### What to work on
Exactly repeat the full listing that follows.

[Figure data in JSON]

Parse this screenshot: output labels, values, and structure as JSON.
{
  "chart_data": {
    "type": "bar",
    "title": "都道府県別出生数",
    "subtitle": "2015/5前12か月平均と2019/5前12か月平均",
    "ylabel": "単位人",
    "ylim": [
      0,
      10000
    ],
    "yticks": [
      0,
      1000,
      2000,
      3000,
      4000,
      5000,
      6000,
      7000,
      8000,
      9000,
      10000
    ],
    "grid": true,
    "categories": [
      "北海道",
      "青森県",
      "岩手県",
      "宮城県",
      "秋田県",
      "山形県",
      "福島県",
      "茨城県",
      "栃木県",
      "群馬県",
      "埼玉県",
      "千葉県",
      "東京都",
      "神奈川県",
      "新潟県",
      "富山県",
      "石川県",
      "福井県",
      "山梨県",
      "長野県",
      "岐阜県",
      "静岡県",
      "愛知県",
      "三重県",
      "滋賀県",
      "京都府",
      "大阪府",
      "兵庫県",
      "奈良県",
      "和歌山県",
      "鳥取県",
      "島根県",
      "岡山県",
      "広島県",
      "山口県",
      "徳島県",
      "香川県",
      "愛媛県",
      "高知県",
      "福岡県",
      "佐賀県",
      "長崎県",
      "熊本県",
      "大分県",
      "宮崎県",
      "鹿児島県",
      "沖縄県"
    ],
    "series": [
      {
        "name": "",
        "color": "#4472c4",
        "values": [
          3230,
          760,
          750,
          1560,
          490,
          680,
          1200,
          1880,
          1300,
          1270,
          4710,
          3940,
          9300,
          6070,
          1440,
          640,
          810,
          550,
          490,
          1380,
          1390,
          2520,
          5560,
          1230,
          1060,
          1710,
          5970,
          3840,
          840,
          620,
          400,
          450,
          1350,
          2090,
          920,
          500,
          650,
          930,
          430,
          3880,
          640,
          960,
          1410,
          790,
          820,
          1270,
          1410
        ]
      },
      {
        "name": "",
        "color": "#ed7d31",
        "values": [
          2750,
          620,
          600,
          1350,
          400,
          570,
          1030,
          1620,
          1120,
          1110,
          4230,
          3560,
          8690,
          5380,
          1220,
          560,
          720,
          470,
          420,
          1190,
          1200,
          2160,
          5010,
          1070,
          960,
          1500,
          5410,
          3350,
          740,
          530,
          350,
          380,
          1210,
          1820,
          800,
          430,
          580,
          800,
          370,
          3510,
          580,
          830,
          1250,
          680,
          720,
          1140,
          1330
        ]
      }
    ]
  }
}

### Output of the exercise
Parse this screenshot: output labels, values, and structure as JSON.
{
  "chart_data": {
    "type": "bar",
    "title": "都道府県別出生数",
    "subtitle": "2015/5前12か月平均と2019/5前12か月平均",
    "ylabel": "単位人",
    "ylim": [
      0,
      10000
    ],
    "yticks": [
      0,
      1000,
      2000,
      3000,
      4000,
      5000,
      6000,
      7000,
      8000,
      9000,
      10000
    ],
    "grid": true,
    "categories": [
      "北海道",
      "青森県",
      "岩手県",
      "宮城県",
      "秋田県",
      "山形県",
      "福島県",
      "茨城県",
      "栃木県",
      "群馬県",
      "埼玉県",
      "千葉県",
      "東京都",
      "神奈川県",
      "新潟県",
      "富山県",
      "石川県",
      "福井県",
      "山梨県",
      "長野県",
      "岐阜県",
      "静岡県",
      "愛知県",
      "三重県",
      "滋賀県",
      "京都府",
      "大阪府",
      "兵庫県",
      "奈良県",
      "和歌山県",
      "鳥取県",
      "島根県",
      "岡山県",
      "広島県",
      "山口県",
      "徳島県",
      "香川県",
      "愛媛県",
      "高知県",
      "福岡県",
      "佐賀県",
      "長崎県",
      "熊本県",
      "大分県",
      "宮崎県",
      "鹿児島県",
      "沖縄県"
    ],
    "series": [
      {
        "name": "",
        "color": "#4472c4",
        "values": [
          3230,
          760,
          750,
          1560,
          490,
          680,
          1200,
          1880,
          1300,
          1270,
          4710,
          3940,
          9300,
          6070,
          1440,
          640,
          810,
          550,
          490,
          1380,
          1390,
          2520,
          5560,
          1230,
          1060,
          1710,
          5970,
          3840,
          840,
          620,
          400,
          450,
          1350,
          2090,
          920,
          500,
          650,
          930,
          430,
          3880,
          640,
          960,
          1410,
          790,
          820,
          1270,
          1410
        ]
      },
      {
        "name": "",
        "color": "#ed7d31",
        "values": [
          2750,
          620,
          600,
          1350,
          400,
          570,
          1030,
          1620,
          1120,
          1110,
          4230,
          3560,
          8690,
          5380,
          1220,
          560,
          720,
          470,
          420,
          1190,
          1200,
          2160,
          5010,
          1070,
          960,
          1500,
          5410,
          3350,
          740,
          530,
          350,
          380,
          1210,
          1820,
          800,
          430,
          580,
          800,
          370,
          3510,
          580,
          830,
          1250,
          680,
          720,
          1140,
          1330
        ]
      }
    ]
  }
}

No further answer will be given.